RECORD EXTRACTS:
__________

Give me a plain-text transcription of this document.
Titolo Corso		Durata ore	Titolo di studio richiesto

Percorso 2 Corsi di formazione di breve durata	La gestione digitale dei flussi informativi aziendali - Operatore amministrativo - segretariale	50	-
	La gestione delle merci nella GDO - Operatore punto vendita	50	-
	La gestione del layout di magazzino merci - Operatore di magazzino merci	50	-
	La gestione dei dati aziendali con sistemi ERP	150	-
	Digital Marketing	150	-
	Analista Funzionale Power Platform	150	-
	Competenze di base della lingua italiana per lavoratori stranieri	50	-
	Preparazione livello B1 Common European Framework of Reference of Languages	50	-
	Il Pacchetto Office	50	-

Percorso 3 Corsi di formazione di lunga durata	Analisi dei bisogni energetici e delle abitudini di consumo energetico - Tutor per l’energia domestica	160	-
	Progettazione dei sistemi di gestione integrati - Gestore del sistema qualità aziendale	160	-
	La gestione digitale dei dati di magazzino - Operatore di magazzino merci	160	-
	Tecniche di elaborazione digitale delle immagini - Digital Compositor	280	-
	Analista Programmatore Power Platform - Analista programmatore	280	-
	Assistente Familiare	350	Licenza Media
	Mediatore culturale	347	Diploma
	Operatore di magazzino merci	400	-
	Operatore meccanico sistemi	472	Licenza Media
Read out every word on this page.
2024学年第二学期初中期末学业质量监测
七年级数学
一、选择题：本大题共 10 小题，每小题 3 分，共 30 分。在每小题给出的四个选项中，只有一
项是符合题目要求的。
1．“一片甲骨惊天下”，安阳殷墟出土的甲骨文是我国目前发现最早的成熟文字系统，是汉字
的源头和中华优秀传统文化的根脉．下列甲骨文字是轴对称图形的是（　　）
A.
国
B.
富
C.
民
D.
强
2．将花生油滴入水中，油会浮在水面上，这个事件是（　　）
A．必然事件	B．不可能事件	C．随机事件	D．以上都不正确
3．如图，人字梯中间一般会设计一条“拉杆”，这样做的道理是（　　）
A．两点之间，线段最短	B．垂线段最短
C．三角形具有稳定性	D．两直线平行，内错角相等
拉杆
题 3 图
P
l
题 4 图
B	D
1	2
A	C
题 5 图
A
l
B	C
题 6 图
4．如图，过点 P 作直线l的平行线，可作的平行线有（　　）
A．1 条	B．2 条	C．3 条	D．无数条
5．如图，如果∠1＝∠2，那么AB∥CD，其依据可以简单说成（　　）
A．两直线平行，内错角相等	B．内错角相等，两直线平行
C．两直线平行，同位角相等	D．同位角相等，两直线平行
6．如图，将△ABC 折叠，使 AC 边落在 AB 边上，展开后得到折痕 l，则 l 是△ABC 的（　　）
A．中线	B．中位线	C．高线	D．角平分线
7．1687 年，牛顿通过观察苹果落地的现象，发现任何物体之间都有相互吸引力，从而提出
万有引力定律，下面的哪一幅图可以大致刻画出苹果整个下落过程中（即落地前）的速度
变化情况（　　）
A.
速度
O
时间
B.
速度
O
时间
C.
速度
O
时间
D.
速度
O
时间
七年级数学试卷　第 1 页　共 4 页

__________

INSTRUCTION: Write the lines out verbatim, from the one with "Read out every word on this page." through the last line of the entries, and stop there.

PROBLEM SOLUTION:
Read out every word on this page.
2024学年第二学期初中期末学业质量监测
七年级数学
一、选择题：本大题共 10 小题，每小题 3 分，共 30 分。在每小题给出的四个选项中，只有一
项是符合题目要求的。
1．“一片甲骨惊天下”，安阳殷墟出土的甲骨文是我国目前发现最早的成熟文字系统，是汉字
的源头和中华优秀传统文化的根脉．下列甲骨文字是轴对称图形的是（　　）
A.
国
B.
富
C.
民
D.
强
2．将花生油滴入水中，油会浮在水面上，这个事件是（　　）
A．必然事件	B．不可能事件	C．随机事件	D．以上都不正确
3．如图，人字梯中间一般会设计一条“拉杆”，这样做的道理是（　　）
A．两点之间，线段最短	B．垂线段最短
C．三角形具有稳定性	D．两直线平行，内错角相等
拉杆
题 3 图
P
l
题 4 图
B	D
1	2
A	C
题 5 图
A
l
B	C
题 6 图
4．如图，过点 P 作直线l的平行线，可作的平行线有（　　）
A．1 条	B．2 条	C．3 条	D．无数条
5．如图，如果∠1＝∠2，那么AB∥CD，其依据可以简单说成（　　）
A．两直线平行，内错角相等	B．内错角相等，两直线平行
C．两直线平行，同位角相等	D．同位角相等，两直线平行
6．如图，将△ABC 折叠，使 AC 边落在 AB 边上，展开后得到折痕 l，则 l 是△ABC 的（　　）
A．中线	B．中位线	C．高线	D．角平分线
7．1687 年，牛顿通过观察苹果落地的现象，发现任何物体之间都有相互吸引力，从而提出
万有引力定律，下面的哪一幅图可以大致刻画出苹果整个下落过程中（即落地前）的速度
变化情况（　　）
A.
速度
O
时间
B.
速度
O
时间
C.
速度
O
时间
D.
速度
O
时间
七年级数学试卷　第 1 页　共 4 页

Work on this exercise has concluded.